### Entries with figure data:
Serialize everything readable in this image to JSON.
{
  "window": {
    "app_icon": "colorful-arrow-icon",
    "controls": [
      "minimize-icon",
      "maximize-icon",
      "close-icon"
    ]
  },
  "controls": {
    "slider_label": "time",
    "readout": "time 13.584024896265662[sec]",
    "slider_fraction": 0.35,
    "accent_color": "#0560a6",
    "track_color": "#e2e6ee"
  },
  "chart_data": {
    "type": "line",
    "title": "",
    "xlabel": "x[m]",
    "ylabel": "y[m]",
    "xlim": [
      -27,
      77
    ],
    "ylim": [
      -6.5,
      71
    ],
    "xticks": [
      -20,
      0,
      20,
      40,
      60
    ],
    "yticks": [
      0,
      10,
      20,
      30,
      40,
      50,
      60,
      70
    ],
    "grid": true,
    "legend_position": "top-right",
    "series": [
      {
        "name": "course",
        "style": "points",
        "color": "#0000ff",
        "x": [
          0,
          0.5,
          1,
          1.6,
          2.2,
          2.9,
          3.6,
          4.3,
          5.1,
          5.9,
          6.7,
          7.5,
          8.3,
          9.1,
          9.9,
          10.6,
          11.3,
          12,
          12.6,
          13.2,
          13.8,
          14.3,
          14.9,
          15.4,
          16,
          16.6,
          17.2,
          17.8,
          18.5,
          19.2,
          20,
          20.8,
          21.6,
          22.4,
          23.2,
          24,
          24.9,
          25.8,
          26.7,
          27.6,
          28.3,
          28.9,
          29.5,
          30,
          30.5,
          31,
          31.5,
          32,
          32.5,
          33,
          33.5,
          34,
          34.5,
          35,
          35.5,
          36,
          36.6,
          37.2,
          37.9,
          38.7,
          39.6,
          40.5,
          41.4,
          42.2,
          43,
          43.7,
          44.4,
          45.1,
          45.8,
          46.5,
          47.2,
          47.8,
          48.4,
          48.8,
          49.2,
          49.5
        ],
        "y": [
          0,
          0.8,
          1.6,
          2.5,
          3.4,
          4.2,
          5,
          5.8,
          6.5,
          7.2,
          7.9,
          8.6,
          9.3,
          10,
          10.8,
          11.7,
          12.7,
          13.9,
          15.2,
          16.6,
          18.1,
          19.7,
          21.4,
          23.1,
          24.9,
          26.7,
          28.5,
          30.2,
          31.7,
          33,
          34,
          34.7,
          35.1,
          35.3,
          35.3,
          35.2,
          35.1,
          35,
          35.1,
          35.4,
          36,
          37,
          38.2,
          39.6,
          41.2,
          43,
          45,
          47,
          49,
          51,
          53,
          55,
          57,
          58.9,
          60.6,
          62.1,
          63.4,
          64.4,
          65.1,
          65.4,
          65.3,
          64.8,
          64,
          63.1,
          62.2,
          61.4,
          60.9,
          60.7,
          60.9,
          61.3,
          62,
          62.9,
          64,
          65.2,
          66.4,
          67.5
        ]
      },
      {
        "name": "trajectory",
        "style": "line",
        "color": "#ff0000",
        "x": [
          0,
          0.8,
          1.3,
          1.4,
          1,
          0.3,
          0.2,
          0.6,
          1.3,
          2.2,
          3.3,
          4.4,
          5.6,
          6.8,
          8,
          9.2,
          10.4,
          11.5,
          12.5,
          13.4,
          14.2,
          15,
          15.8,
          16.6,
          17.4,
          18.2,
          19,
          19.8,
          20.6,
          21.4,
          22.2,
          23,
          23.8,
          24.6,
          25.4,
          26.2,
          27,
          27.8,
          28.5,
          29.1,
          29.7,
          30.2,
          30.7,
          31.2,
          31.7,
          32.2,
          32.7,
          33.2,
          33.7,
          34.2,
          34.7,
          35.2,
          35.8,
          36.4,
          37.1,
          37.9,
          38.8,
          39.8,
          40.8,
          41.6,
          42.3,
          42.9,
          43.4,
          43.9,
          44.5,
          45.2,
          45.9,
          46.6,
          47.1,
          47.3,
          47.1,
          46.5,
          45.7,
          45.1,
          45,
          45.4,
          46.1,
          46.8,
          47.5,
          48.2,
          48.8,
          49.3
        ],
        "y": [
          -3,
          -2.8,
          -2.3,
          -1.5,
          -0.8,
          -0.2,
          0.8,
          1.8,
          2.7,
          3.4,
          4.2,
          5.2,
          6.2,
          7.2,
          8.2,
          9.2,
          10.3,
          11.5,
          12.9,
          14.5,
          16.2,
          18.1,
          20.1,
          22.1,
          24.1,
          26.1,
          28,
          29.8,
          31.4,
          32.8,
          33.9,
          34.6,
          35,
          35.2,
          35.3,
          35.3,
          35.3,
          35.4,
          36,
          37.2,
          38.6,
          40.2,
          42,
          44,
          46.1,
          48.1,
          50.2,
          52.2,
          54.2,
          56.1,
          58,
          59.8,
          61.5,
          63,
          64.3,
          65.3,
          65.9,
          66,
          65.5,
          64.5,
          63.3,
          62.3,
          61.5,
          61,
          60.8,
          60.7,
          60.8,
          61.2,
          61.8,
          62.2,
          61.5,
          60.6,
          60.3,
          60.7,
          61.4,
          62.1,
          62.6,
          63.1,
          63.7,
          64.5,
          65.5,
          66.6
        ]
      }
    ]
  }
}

### Problem to solve:
Copy out each record, keeping every word as it is.

### Full solution:
Serialize everything readable in this image to JSON.
{
  "window": {
    "app_icon": "colorful-arrow-icon",
    "controls": [
      "minimize-icon",
      "maximize-icon",
      "close-icon"
    ]
  },
  "controls": {
    "slider_label": "time",
    "readout": "time 13.584024896265662[sec]",
    "slider_fraction": 0.35,
    "accent_color": "#0560a6",
    "track_color": "#e2e6ee"
  },
  "chart_data": {
    "type": "line",
    "title": "",
    "xlabel": "x[m]",
    "ylabel": "y[m]",
    "xlim": [
      -27,
      77
    ],
    "ylim": [
      -6.5,
      71
    ],
    "xticks": [
      -20,
      0,
      20,
      40,
      60
    ],
    "yticks": [
      0,
      10,
      20,
      30,
      40,
      50,
      60,
      70
    ],
    "grid": true,
    "legend_position": "top-right",
    "series": [
      {
        "name": "course",
        "style": "points",
        "color": "#0000ff",
        "x": [
          0,
          0.5,
          1,
          1.6,
          2.2,
          2.9,
          3.6,
          4.3,
          5.1,
          5.9,
          6.7,
          7.5,
          8.3,
          9.1,
          9.9,
          10.6,
          11.3,
          12,
          12.6,
          13.2,
          13.8,
          14.3,
          14.9,
          15.4,
          16,
          16.6,
          17.2,
          17.8,
          18.5,
          19.2,
          20,
          20.8,
          21.6,
          22.4,
          23.2,
          24,
          24.9,
          25.8,
          26.7,
          27.6,
          28.3,
          28.9,
          29.5,
          30,
          30.5,
          31,
          31.5,
          32,
          32.5,
          33,
          33.5,
          34,
          34.5,
          35,
          35.5,
          36,
          36.6,
          37.2,
          37.9,
          38.7,
          39.6,
          40.5,
          41.4,
          42.2,
          43,
          43.7,
          44.4,
          45.1,
          45.8,
          46.5,
          47.2,
          47.8,
          48.4,
          48.8,
          49.2,
          49.5
        ],
        "y": [
          0,
          0.8,
          1.6,
          2.5,
          3.4,
          4.2,
          5,
          5.8,
          6.5,
          7.2,
          7.9,
          8.6,
          9.3,
          10,
          10.8,
          11.7,
          12.7,
          13.9,
          15.2,
          16.6,
          18.1,
          19.7,
          21.4,
          23.1,
          24.9,
          26.7,
          28.5,
          30.2,
          31.7,
          33,
          34,
          34.7,
          35.1,
          35.3,
          35.3,
          35.2,
          35.1,
          35,
          35.1,
          35.4,
          36,
          37,
          38.2,
          39.6,
          41.2,
          43,
          45,
          47,
          49,
          51,
          53,
          55,
          57,
          58.9,
          60.6,
          62.1,
          63.4,
          64.4,
          65.1,
          65.4,
          65.3,
          64.8,
          64,
          63.1,
          62.2,
          61.4,
          60.9,
          60.7,
          60.9,
          61.3,
          62,
          62.9,
          64,
          65.2,
          66.4,
          67.5
        ]
      },
      {
        "name": "trajectory",
        "style": "line",
        "color": "#ff0000",
        "x": [
          0,
          0.8,
          1.3,
          1.4,
          1,
          0.3,
          0.2,
          0.6,
          1.3,
          2.2,
          3.3,
          4.4,
          5.6,
          6.8,
          8,
          9.2,
          10.4,
          11.5,
          12.5,
          13.4,
          14.2,
          15,
          15.8,
          16.6,
          17.4,
          18.2,
          19,
          19.8,
          20.6,
          21.4,
          22.2,
          23,
          23.8,
          24.6,
          25.4,
          26.2,
          27,
          27.8,
          28.5,
          29.1,
          29.7,
          30.2,
          30.7,
          31.2,
          31.7,
          32.2,
          32.7,
          33.2,
          33.7,
          34.2,
          34.7,
          35.2,
          35.8,
          36.4,
          37.1,
          37.9,
          38.8,
          39.8,
          40.8,
          41.6,
          42.3,
          42.9,
          43.4,
          43.9,
          44.5,
          45.2,
          45.9,
          46.6,
          47.1,
          47.3,
          47.1,
          46.5,
          45.7,
          45.1,
          45,
          45.4,
          46.1,
          46.8,
          47.5,
          48.2,
          48.8,
          49.3
        ],
        "y": [
          -3,
          -2.8,
          -2.3,
          -1.5,
          -0.8,
          -0.2,
          0.8,
          1.8,
          2.7,
          3.4,
          4.2,
          5.2,
          6.2,
          7.2,
          8.2,
          9.2,
          10.3,
          11.5,
          12.9,
          14.5,
          16.2,
          18.1,
          20.1,
          22.1,
          24.1,
          26.1,
          28,
          29.8,
          31.4,
          32.8,
          33.9,
          34.6,
          35,
          35.2,
          35.3,
          35.3,
          35.3,
          35.4,
          36,
          37.2,
          38.6,
          40.2,
          42,
          44,
          46.1,
          48.1,
          50.2,
          52.2,
          54.2,
          56.1,
          58,
          59.8,
          61.5,
          63,
          64.3,
          65.3,
          65.9,
          66,
          65.5,
          64.5,
          63.3,
          62.3,
          61.5,
          61,
          60.8,
          60.7,
          60.8,
          61.2,
          61.8,
          62.2,
          61.5,
          60.6,
          60.3,
          60.7,
          61.4,
          62.1,
          62.6,
          63.1,
          63.7,
          64.5,
          65.5,
          66.6
        ]
      }
    ]
  }
}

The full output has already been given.